* Задачи
**a)** Проверьте по фрагменту о повести А. Приставкина, верны ли утверждения: (i) Кузьменышам было по одиннадцать лет; (ii) за корочку хлеба малыши продавались уркам в рабство на год; (iii) Кузьменыши продавались в рабство поодиночке. Для каждого ответьте «да» или «нет» и приведите решающие слова текста дословно.
**b)** Продолжите фрагмент о повести А. Приставкина, начиная сразу после его последнего предложения.

───── Текст ─────

Но именно такую, будто напрашивающуюся, житейски довольно распространенную позицию А. Приставкин отвергает с категоричностью, делающей ему честь.

“Это потом тот, кто уцелеет, взрослым переживет все снова: ржание лошадей, чужие гортанные голоса, взрывы, горящую посреди пустынной станицы машину и прохождение через чужую ночь”.

Давний ночной страх возбуждает новые, теперешние опасения:

“Возможно ли извлечь из себя, сидя в удобной московской квартире, то ощущение беспросветного ужаса, который был тем сильнее, чем больше нас было! Он умножился будто на страх каждого из нас, мы были вместе, но страх-то был у каждого свой, личный! Берущий за горло!”

Дальше в отрывке сказано:

“И конечно, мы были на грани крика! Мы молчали, но если бы кто-то из нас вдруг закричал, завыл, как воет оцепленный флажками волк, то завыли бы и закричали все, и тогда мы могли бы уж точно сойти с ума…” На грани крика, на грани безумия… Грань эта будет переступлена. Ночной кошмар, гибель “шоферицы Веры” – еще не крайняя точка, где человеку – взрослому ли, малолетнему – удается сохранить трезвый взгляд. Кузьменышей ожидает такое, о чем невозможно догадаться в начале повести, с первых страниц не обещавшей легкого, беспечального чтения. Какая тут легкость, когда подмосковный детдом живет одной исступленной думой “вдохнуть, не грудью, животом вдохнуть опьяняющий, дурманящий хлебный запах”. Даже о хлебных крошках не мечталось. За корочку хлеба малыши продавались в рабство к сильным уркам на месяц, два. И Кузьменыши продавались. Только всегда вдвоем. Одиннадцатилетние близнецы неразлучны. Неразлучность помогала им выжить, сносить все напасти, сообща мошенничать, воровать, устраивать проделки, которые одному не по плечу. Они всегда вместе – четыре руки, четыре ноги, две головы – и до того похожи: никто не отличит – Колька это или Сашка. Близнецы. искусно всех морочили, и даже когда не было необходимости, один выдавал себя за другого. Обманывая, делались увереннее: выручая друг друга, было легче уцелеть в гибельных обстоятельствах.

───── Записи набора ─────

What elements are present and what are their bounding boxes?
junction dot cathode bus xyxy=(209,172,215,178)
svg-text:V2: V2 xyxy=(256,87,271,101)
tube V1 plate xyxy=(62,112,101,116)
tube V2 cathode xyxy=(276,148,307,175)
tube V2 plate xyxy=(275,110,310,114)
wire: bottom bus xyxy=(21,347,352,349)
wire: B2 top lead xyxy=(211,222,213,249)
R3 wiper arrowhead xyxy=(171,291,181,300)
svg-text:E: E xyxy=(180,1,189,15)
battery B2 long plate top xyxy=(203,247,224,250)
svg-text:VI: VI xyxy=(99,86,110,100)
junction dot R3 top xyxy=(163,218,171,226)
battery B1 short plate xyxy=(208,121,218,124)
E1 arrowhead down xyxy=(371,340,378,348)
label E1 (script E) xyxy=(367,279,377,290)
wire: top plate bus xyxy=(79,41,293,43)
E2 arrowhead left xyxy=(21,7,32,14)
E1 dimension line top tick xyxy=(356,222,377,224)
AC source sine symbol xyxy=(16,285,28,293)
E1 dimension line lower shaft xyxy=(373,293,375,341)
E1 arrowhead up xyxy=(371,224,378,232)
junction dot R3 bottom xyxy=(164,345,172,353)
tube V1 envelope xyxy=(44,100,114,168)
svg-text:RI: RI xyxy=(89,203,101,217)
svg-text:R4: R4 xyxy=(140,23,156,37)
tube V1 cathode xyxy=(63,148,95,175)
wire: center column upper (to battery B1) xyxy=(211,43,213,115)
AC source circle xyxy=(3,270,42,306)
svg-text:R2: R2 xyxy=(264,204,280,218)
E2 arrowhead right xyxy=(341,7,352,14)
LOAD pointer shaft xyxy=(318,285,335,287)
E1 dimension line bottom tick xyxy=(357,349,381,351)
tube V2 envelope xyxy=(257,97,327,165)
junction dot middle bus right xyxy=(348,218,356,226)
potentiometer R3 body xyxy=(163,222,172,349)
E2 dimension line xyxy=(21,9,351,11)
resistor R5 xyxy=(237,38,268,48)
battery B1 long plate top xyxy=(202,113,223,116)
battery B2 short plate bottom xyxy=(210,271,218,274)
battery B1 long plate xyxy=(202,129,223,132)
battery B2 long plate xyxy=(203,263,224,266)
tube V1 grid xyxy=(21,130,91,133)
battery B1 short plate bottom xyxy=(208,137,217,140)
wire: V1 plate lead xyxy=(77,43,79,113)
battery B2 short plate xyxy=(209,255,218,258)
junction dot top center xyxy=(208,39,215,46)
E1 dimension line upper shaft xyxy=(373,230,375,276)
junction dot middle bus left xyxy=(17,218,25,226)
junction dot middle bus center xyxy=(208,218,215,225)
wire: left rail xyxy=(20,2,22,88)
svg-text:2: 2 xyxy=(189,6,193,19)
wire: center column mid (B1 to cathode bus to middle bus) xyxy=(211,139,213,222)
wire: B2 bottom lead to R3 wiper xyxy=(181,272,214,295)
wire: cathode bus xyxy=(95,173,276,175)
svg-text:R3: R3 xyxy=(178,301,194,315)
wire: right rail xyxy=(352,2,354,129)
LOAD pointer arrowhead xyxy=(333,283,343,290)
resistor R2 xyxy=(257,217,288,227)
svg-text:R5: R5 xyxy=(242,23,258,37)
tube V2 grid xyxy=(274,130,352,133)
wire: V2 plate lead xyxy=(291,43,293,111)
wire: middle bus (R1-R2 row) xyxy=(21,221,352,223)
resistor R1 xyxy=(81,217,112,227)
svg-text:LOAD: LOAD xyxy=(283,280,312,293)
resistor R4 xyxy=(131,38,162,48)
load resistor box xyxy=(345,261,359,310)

─────

* Ответы на задачи
**a)**
(i) Да: «Одиннадцатилетние близнецы неразлучны».
(ii) Нет: «За корочку хлеба малыши продавались в рабство к сильным уркам на месяц, два».
(iii) Нет: «И Кузьменыши продавались. Только всегда вдвоем».

**b)**
Об этих обстоятельствах А. Приставкин говорит с обезоруживаюшей непосредственностью. Годы не избавили от изумления перед чудом; как же я все-таки уцелел? Все сходилось к одному: крышка.

Не вдаваясь в рациональные объяснения, он, только что рассказывавший о нравах, стараясь сберечь их подлинность, о блатной музыке, круто перестраивается на метафорический лад, возможный, когда издали всматриваешься в беспросветное прошлое. “Летим в неизвестность, как семена по пустыне. По военной – по пустыне – надо сказать. Где-то, где-нибудь, в щелочке, трещинке, ямке случайной застрянем… А прольется ласка да внимание – живой водой прорастем.

Чахлой веточкой прорастем, былинкой, крошечной бесцветной ниточкой картофельной, да ведь и спросу-то нет. Можем и не прорасти, а навсегда кануть в неизвестность. И тоже никто не спросит. Нет, значит, не было. Значит, не надо”. После наперченного блатного фольклора – исконно сказочная, прозрачная живая вода”, “чахлая веточка”, “былинка”, И никакой искусственности перепада, когда уши закладывает, как в самолете, угодившем в воздушную яму, ни малейшей нарочитости.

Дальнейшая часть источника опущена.